§ THE TASK
Can you print every record below exactly as written?

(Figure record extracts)
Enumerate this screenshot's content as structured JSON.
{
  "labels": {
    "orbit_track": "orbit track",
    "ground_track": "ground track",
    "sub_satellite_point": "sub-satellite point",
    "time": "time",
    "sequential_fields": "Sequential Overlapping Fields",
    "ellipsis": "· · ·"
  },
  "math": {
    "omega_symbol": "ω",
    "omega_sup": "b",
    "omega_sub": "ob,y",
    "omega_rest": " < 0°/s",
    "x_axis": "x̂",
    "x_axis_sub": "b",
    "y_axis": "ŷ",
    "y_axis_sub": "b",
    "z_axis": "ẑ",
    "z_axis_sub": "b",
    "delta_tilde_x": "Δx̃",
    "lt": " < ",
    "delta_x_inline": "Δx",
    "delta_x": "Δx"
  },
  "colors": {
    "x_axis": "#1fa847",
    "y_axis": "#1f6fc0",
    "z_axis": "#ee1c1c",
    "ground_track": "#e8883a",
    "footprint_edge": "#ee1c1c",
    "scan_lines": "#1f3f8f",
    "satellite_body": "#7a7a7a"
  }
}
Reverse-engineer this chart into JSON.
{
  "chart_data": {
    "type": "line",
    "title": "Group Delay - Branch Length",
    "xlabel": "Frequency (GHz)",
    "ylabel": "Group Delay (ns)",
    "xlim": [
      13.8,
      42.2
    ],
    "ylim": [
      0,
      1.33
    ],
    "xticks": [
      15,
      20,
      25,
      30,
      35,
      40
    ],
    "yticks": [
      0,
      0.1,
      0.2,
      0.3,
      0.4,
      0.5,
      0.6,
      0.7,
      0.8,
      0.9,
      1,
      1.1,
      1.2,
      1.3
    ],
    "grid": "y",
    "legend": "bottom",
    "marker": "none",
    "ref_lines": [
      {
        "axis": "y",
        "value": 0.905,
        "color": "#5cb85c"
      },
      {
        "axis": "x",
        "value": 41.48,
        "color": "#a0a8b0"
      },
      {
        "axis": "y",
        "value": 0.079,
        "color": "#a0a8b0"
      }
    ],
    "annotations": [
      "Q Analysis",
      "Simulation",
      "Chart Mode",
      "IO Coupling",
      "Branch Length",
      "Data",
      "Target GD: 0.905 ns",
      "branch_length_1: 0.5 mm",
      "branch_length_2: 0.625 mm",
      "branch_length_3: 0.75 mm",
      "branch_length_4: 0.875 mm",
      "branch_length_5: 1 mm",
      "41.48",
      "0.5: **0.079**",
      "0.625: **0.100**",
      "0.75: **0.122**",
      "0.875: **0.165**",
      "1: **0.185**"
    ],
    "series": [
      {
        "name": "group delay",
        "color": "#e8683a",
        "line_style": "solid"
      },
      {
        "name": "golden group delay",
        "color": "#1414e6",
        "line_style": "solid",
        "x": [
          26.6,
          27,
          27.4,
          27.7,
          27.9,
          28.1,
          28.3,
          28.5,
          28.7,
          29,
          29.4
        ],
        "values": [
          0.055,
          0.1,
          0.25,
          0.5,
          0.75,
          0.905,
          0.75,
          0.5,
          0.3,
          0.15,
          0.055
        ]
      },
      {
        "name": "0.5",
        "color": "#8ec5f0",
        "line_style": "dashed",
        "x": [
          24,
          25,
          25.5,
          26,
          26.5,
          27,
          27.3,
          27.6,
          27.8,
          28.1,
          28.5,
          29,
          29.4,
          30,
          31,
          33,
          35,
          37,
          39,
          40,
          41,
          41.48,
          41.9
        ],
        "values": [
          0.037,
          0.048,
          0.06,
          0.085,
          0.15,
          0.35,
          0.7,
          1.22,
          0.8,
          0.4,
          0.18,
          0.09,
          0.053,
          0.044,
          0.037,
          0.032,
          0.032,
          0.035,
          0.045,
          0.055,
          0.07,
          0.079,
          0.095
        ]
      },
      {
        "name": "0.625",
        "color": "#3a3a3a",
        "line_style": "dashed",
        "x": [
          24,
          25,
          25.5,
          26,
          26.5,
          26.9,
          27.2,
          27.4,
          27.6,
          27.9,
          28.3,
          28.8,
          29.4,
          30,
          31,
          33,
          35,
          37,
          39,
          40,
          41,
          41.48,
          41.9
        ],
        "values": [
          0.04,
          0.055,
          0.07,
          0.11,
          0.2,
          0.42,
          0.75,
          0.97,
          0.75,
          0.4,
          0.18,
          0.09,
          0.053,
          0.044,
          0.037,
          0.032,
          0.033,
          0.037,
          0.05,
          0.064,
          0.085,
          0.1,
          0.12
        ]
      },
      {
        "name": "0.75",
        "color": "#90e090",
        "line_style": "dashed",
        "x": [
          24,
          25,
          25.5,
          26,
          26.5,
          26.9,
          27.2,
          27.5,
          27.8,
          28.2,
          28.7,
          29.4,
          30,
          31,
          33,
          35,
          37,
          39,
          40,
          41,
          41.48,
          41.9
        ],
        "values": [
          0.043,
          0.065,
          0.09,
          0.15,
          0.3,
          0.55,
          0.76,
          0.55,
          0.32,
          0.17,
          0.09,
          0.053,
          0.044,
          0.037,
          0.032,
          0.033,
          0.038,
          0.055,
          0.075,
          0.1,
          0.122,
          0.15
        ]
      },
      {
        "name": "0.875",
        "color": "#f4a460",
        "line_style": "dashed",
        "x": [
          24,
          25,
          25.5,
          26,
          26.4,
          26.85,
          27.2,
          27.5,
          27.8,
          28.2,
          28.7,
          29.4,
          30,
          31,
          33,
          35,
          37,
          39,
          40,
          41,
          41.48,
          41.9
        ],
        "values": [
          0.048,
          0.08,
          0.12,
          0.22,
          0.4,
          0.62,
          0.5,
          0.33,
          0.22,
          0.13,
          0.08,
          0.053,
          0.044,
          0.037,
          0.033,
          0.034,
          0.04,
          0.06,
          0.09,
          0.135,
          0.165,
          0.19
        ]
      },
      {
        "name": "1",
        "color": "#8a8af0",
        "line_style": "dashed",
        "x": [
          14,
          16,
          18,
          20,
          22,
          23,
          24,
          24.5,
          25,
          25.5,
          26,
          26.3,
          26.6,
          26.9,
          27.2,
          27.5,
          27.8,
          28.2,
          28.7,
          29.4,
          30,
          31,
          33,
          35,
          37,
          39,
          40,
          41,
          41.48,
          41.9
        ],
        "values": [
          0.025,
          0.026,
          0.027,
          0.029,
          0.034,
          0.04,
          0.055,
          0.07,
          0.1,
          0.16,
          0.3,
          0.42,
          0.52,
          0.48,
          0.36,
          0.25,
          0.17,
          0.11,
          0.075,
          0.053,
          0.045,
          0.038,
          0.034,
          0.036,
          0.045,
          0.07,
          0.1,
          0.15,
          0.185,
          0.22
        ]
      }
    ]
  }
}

§ ANSWER IN FULL
Enumerate this screenshot's content as structured JSON.
{
  "labels": {
    "orbit_track": "orbit track",
    "ground_track": "ground track",
    "sub_satellite_point": "sub-satellite point",
    "time": "time",
    "sequential_fields": "Sequential Overlapping Fields",
    "ellipsis": "· · ·"
  },
  "math": {
    "omega_symbol": "ω",
    "omega_sup": "b",
    "omega_sub": "ob,y",
    "omega_rest": " < 0°/s",
    "x_axis": "x̂",
    "x_axis_sub": "b",
    "y_axis": "ŷ",
    "y_axis_sub": "b",
    "z_axis": "ẑ",
    "z_axis_sub": "b",
    "delta_tilde_x": "Δx̃",
    "lt": " < ",
    "delta_x_inline": "Δx",
    "delta_x": "Δx"
  },
  "colors": {
    "x_axis": "#1fa847",
    "y_axis": "#1f6fc0",
    "z_axis": "#ee1c1c",
    "ground_track": "#e8883a",
    "footprint_edge": "#ee1c1c",
    "scan_lines": "#1f3f8f",
    "satellite_body": "#7a7a7a"
  }
}
Reverse-engineer this chart into JSON.
{
  "chart_data": {
    "type": "line",
    "title": "Group Delay - Branch Length",
    "xlabel": "Frequency (GHz)",
    "ylabel": "Group Delay (ns)",
    "xlim": [
      13.8,
      42.2
    ],
    "ylim": [
      0,
      1.33
    ],
    "xticks": [
      15,
      20,
      25,
      30,
      35,
      40
    ],
    "yticks": [
      0,
      0.1,
      0.2,
      0.3,
      0.4,
      0.5,
      0.6,
      0.7,
      0.8,
      0.9,
      1,
      1.1,
      1.2,
      1.3
    ],
    "grid": "y",
    "legend": "bottom",
    "marker": "none",
    "ref_lines": [
      {
        "axis": "y",
        "value": 0.905,
        "color": "#5cb85c"
      },
      {
        "axis": "x",
        "value": 41.48,
        "color": "#a0a8b0"
      },
      {
        "axis": "y",
        "value": 0.079,
        "color": "#a0a8b0"
      }
    ],
    "annotations": [
      "Q Analysis",
      "Simulation",
      "Chart Mode",
      "IO Coupling",
      "Branch Length",
      "Data",
      "Target GD: 0.905 ns",
      "branch_length_1: 0.5 mm",
      "branch_length_2: 0.625 mm",
      "branch_length_3: 0.75 mm",
      "branch_length_4: 0.875 mm",
      "branch_length_5: 1 mm",
      "41.48",
      "0.5: **0.079**",
      "0.625: **0.100**",
      "0.75: **0.122**",
      "0.875: **0.165**",
      "1: **0.185**"
    ],
    "series": [
      {
        "name": "group delay",
        "color": "#e8683a",
        "line_style": "solid"
      },
      {
        "name": "golden group delay",
        "color": "#1414e6",
        "line_style": "solid",
        "x": [
          26.6,
          27,
          27.4,
          27.7,
          27.9,
          28.1,
          28.3,
          28.5,
          28.7,
          29,
          29.4
        ],
        "values": [
          0.055,
          0.1,
          0.25,
          0.5,
          0.75,
          0.905,
          0.75,
          0.5,
          0.3,
          0.15,
          0.055
        ]
      },
      {
        "name": "0.5",
        "color": "#8ec5f0",
        "line_style": "dashed",
        "x": [
          24,
          25,
          25.5,
          26,
          26.5,
          27,
          27.3,
          27.6,
          27.8,
          28.1,
          28.5,
          29,
          29.4,
          30,
          31,
          33,
          35,
          37,
          39,
          40,
          41,
          41.48,
          41.9
        ],
        "values": [
          0.037,
          0.048,
          0.06,
          0.085,
          0.15,
          0.35,
          0.7,
          1.22,
          0.8,
          0.4,
          0.18,
          0.09,
          0.053,
          0.044,
          0.037,
          0.032,
          0.032,
          0.035,
          0.045,
          0.055,
          0.07,
          0.079,
          0.095
        ]
      },
      {
        "name": "0.625",
        "color": "#3a3a3a",
        "line_style": "dashed",
        "x": [
          24,
          25,
          25.5,
          26,
          26.5,
          26.9,
          27.2,
          27.4,
          27.6,
          27.9,
          28.3,
          28.8,
          29.4,
          30,
          31,
          33,
          35,
          37,
          39,
          40,
          41,
          41.48,
          41.9
        ],
        "values": [
          0.04,
          0.055,
          0.07,
          0.11,
          0.2,
          0.42,
          0.75,
          0.97,
          0.75,
          0.4,
          0.18,
          0.09,
          0.053,
          0.044,
          0.037,
          0.032,
          0.033,
          0.037,
          0.05,
          0.064,
          0.085,
          0.1,
          0.12
        ]
      },
      {
        "name": "0.75",
        "color": "#90e090",
        "line_style": "dashed",
        "x": [
          24,
          25,
          25.5,
          26,
          26.5,
          26.9,
          27.2,
          27.5,
          27.8,
          28.2,
          28.7,
          29.4,
          30,
          31,
          33,
          35,
          37,
          39,
          40,
          41,
          41.48,
          41.9
        ],
        "values": [
          0.043,
          0.065,
          0.09,
          0.15,
          0.3,
          0.55,
          0.76,
          0.55,
          0.32,
          0.17,
          0.09,
          0.053,
          0.044,
          0.037,
          0.032,
          0.033,
          0.038,
          0.055,
          0.075,
          0.1,
          0.122,
          0.15
        ]
      },
      {
        "name": "0.875",
        "color": "#f4a460",
        "line_style": "dashed",
        "x": [
          24,
          25,
          25.5,
          26,
          26.4,
          26.85,
          27.2,
          27.5,
          27.8,
          28.2,
          28.7,
          29.4,
          30,
          31,
          33,
          35,
          37,
          39,
          40,
          41,
          41.48,
          41.9
        ],
        "values": [
          0.048,
          0.08,
          0.12,
          0.22,
          0.4,
          0.62,
          0.5,
          0.33,
          0.22,
          0.13,
          0.08,
          0.053,
          0.044,
          0.037,
          0.033,
          0.034,
          0.04,
          0.06,
          0.09,
          0.135,
          0.165,
          0.19
        ]
      },
      {
        "name": "1",
        "color": "#8a8af0",
        "line_style": "dashed",
        "x": [
          14,
          16,
          18,
          20,
          22,
          23,
          24,
          24.5,
          25,
          25.5,
          26,
          26.3,
          26.6,
          26.9,
          27.2,
          27.5,
          27.8,
          28.2,
          28.7,
          29.4,
          30,
          31,
          33,
          35,
          37,
          39,
          40,
          41,
          41.48,
          41.9
        ],
        "values": [
          0.025,
          0.026,
          0.027,
          0.029,
          0.034,
          0.04,
          0.055,
          0.07,
          0.1,
          0.16,
          0.3,
          0.42,
          0.52,
          0.48,
          0.36,
          0.25,
          0.17,
          0.11,
          0.075,
          0.053,
          0.045,
          0.038,
          0.034,
          0.036,
          0.045,
          0.07,
          0.1,
          0.15,
          0.185,
          0.22
        ]
      }
    ]
  }
}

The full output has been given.